演習課題
1. LINEへの立ち入り検査に関する文章のうち、「資金決済法抵触の疑いで財務局が立ち入り検査」から「す。今回はまさにその典型例。」までを一字一句変えずに打ち直してください。
2. LINEへの立ち入り検査を扱った文章について、最後の文の後に続く内容を書き足してください。

本文抜粋
.....

資金決済法抵触の疑いで財務局が立ち入り検査

 管理人的にはコレでLINEのIPOの芽は当面無くなった、と思う出来事が発生。

「LINE立ち入り検査 ゲームの「鍵」、通貨の疑い 関東財務局」(毎日新聞)

 直接的にはIPOに関係ありませんが、社内体制不備、は完全にIPO準備の際に東証につかれる部分。ついでに言えば、上場関係の書類は財務局にも提出します。財務局からIPO準備企業に対し意見があることも(ex.JALの再上場、稲盛氏が強引に押し切ったようですが)。

 事業面では肩で風を切って歩いているLINEですが、ことお金に関することは、財務省や金融庁の規制がバッチリ効いているので、ヤンチャをすると当局からお叱りを受けます。今回はまさにその典型例。

 財務局の立入検査で、LINEのIPOのハードルが更に一段上がった、と思いますが、さてどんなもんでしょ。

.....

提供データ

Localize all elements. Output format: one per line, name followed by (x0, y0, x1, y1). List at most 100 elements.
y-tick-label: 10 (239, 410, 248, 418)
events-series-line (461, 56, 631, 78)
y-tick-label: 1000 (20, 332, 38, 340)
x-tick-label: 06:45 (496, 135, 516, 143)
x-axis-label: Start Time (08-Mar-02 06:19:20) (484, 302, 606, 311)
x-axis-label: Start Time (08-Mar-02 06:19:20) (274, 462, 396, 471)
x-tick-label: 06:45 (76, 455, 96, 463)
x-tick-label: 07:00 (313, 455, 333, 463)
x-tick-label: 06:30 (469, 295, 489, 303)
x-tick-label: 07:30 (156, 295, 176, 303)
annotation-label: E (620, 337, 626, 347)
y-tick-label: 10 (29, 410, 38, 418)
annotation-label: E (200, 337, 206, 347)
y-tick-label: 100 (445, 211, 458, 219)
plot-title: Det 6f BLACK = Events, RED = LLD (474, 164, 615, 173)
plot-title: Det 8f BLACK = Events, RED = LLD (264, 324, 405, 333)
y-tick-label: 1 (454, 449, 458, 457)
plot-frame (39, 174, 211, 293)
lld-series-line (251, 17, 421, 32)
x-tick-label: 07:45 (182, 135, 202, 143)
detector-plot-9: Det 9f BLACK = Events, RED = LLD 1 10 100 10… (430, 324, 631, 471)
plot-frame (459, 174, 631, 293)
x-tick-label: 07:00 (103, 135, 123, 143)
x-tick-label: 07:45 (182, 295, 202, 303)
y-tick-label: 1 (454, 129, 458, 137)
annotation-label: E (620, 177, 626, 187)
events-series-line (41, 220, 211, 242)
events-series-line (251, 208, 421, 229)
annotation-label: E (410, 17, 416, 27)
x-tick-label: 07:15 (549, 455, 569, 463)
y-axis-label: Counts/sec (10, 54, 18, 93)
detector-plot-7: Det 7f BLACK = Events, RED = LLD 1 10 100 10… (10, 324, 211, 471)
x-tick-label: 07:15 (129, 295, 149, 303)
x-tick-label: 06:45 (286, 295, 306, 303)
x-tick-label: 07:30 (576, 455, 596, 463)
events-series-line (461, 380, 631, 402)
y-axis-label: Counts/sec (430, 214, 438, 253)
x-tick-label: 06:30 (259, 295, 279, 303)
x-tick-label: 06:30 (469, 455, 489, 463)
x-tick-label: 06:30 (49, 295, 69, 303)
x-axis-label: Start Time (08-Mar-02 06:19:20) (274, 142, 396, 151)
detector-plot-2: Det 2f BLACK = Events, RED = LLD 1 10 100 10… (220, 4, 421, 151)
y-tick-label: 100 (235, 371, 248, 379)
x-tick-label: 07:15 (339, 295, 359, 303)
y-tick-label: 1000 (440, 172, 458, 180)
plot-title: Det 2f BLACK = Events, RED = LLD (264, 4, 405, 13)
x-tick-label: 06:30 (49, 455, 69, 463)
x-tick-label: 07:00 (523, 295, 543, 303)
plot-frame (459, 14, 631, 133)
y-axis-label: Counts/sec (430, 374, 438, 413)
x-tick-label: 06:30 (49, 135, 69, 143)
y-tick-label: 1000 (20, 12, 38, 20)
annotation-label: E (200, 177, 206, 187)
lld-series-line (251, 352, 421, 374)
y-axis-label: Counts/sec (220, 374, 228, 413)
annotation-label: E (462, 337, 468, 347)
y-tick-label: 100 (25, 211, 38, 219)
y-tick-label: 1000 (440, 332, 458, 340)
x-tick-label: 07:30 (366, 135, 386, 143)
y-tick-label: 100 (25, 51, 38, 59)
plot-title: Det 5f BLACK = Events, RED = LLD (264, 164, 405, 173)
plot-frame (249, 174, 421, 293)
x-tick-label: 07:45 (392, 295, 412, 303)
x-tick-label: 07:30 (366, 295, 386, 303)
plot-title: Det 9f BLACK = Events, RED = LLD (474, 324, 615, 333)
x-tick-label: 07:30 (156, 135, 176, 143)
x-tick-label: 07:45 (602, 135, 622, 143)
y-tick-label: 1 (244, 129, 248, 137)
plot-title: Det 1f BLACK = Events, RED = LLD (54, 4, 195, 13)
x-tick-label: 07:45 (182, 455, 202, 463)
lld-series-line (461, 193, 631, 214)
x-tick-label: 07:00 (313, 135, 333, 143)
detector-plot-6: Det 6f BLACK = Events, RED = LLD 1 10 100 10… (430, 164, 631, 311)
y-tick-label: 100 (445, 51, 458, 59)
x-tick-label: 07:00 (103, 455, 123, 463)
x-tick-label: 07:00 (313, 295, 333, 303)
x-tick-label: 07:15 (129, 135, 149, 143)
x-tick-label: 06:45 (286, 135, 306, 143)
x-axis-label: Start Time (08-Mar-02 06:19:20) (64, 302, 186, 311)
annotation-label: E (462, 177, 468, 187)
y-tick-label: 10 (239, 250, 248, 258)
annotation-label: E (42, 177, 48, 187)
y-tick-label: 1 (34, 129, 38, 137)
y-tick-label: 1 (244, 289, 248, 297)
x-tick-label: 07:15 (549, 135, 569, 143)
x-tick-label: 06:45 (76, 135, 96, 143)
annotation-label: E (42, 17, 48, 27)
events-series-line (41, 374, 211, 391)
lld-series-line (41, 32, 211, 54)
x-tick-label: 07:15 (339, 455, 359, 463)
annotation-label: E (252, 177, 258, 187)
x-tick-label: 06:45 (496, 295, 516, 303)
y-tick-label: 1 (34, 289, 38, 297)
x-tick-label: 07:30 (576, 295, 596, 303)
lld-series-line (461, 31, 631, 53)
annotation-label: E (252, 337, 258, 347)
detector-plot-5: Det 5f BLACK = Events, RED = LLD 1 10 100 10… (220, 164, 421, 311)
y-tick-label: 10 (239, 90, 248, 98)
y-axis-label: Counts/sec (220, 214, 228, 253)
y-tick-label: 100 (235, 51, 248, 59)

.....

演習結果
1.
資金決済法抵触の疑いで財務局が立ち入り検査

 管理人的にはコレでLINEのIPOの芽は当面無くなった、と思う出来事が発生。

「LINE立ち入り検査 ゲームの「鍵」、通貨の疑い 関東財務局」(毎日新聞)

 直接的にはIPOに関係ありませんが、社内体制不備、は完全にIPO準備の際に東証につかれる部分。ついでに言えば、上場関係の書類は財務局にも提出します。財務局からIPO準備企業に対し意見があることも(ex.JALの再上場、稲盛氏が強引に押し切ったようですが)。

 事業面では肩で風を切って歩いているLINEですが、ことお金に関することは、財務省や金融庁の規制がバッチリ効いているので、ヤンチャをすると当局からお叱りを受けます。今回はまさにその典型例。

2.
まとめ

 LINEの上場、実は上記のように超えるべきハードルがいくつかあります。当然これらのハードルを超えるべく、LINEも努力するかとは思いますが、すわLINE上場か?、と騒ぐのはまだ少々早いかと。LINEの競争力自体、他の国の同業他社と比べてどうか、という問題もありますが、こと事業に限って言えば、数字=利益さえ出ていれば上場には差しさわりは無いので、ここでは触れません。

 果たしてLINEは見事に東京証券取引所に上場できるのか?今後の動きも注目してみようと思います。

PS そして遂にLINEに上場承認が出ました。2016年7月15日に日米同時上場です!